■ Work to be completed: Scan the data that follows and count the lines with the string "caption"; answer with the count alone.

■ Records provided:
== == ==
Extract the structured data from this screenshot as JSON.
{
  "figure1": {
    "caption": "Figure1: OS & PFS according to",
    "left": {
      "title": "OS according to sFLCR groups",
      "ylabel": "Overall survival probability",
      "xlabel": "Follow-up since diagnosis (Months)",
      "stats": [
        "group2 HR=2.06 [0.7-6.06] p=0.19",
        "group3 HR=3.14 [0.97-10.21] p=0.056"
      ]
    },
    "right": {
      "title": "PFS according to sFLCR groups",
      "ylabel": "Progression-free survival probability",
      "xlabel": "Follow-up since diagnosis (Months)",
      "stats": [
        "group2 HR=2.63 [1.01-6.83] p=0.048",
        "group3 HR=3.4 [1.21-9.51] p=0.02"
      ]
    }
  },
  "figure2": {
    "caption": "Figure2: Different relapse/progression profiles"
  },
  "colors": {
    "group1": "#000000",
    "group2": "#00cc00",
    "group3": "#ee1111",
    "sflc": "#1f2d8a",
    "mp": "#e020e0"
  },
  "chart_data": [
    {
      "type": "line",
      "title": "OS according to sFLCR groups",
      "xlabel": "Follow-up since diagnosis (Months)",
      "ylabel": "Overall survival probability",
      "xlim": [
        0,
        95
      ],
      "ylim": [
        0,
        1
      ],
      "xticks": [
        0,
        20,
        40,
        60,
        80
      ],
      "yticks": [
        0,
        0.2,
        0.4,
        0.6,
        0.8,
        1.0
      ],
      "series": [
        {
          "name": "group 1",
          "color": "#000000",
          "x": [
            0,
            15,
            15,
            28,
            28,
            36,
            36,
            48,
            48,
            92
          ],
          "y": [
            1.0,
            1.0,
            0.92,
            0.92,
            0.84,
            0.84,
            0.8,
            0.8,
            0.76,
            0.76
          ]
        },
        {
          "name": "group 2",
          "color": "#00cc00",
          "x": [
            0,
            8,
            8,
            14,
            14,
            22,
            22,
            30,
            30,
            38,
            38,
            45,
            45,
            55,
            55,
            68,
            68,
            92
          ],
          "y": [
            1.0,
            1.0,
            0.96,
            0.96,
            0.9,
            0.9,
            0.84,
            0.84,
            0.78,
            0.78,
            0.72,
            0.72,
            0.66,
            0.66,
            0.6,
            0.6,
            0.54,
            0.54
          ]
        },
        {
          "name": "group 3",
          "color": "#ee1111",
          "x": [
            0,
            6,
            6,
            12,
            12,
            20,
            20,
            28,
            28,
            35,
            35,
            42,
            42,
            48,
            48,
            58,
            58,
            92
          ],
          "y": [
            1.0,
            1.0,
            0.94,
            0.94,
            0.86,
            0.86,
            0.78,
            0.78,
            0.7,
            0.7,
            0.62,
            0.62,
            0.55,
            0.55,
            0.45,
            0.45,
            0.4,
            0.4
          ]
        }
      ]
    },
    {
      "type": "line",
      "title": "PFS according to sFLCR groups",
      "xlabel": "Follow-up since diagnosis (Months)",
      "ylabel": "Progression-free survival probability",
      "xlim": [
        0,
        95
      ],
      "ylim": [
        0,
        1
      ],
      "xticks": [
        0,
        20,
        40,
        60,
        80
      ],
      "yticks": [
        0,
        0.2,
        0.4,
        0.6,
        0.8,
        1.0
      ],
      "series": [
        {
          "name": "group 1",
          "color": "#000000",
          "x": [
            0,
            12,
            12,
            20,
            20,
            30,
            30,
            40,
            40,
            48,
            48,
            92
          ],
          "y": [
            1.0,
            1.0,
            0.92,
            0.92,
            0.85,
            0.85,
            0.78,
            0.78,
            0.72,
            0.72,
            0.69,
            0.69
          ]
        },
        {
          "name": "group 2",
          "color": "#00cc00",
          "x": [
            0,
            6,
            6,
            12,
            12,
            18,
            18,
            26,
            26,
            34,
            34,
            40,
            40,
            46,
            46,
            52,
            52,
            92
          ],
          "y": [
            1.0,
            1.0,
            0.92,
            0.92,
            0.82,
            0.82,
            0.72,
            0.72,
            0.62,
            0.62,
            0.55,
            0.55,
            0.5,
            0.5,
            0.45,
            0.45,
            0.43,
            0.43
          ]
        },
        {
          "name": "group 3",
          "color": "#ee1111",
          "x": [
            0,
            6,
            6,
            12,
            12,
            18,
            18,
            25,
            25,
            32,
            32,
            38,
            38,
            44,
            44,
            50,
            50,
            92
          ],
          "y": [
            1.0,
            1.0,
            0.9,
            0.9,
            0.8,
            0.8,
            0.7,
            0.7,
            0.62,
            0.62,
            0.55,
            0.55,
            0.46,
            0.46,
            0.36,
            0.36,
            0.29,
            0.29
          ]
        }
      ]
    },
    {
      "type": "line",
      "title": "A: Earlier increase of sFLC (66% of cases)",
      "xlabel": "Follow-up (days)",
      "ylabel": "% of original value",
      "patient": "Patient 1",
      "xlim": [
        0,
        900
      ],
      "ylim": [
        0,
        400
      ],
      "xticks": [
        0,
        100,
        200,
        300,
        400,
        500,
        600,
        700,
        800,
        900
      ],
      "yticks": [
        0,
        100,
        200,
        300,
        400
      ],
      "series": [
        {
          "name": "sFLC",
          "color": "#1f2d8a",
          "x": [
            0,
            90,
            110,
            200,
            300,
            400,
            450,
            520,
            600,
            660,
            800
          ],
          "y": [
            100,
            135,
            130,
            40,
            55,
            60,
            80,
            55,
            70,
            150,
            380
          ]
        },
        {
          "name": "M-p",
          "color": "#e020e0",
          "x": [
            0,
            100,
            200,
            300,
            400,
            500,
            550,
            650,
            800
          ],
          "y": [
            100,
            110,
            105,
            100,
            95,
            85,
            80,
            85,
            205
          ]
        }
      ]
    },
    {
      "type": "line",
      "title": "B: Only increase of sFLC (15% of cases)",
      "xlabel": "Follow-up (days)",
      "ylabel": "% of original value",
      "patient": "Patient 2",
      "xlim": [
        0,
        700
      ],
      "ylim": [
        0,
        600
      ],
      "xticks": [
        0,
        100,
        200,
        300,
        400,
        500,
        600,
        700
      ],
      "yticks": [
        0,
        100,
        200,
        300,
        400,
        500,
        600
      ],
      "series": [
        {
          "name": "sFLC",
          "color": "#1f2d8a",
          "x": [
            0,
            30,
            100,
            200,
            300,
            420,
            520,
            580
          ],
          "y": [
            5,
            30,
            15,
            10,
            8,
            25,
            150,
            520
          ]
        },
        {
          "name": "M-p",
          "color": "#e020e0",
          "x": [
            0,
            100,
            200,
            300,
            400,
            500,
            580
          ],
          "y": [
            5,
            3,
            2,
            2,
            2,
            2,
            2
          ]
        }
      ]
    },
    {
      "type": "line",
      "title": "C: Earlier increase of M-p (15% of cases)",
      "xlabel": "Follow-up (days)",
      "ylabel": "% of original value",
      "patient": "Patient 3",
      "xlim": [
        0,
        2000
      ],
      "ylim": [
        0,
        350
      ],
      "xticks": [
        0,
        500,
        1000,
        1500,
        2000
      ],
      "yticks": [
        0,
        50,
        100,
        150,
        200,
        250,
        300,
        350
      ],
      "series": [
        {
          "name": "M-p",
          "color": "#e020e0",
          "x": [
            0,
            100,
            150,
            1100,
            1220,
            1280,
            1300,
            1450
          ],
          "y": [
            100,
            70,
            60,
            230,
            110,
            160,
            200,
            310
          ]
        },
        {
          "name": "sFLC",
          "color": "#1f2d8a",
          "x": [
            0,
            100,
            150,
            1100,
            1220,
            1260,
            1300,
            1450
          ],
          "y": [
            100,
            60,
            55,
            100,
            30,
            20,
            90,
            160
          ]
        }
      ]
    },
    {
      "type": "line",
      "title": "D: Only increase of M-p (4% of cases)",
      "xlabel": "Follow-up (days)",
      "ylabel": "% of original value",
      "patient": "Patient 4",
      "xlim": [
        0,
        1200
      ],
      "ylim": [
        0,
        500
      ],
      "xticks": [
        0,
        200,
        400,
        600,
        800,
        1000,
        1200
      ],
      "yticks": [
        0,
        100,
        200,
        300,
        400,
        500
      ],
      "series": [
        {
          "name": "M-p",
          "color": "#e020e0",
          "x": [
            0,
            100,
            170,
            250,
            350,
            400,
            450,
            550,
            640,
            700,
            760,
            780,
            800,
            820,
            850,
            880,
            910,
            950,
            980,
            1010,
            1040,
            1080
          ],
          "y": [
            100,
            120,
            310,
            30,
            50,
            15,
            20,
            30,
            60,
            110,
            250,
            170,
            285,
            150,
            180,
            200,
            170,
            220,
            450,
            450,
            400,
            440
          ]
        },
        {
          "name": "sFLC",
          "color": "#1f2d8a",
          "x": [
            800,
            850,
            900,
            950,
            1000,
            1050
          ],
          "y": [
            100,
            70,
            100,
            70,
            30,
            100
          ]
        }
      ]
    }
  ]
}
== == ==
■ Solution to the exercise: 2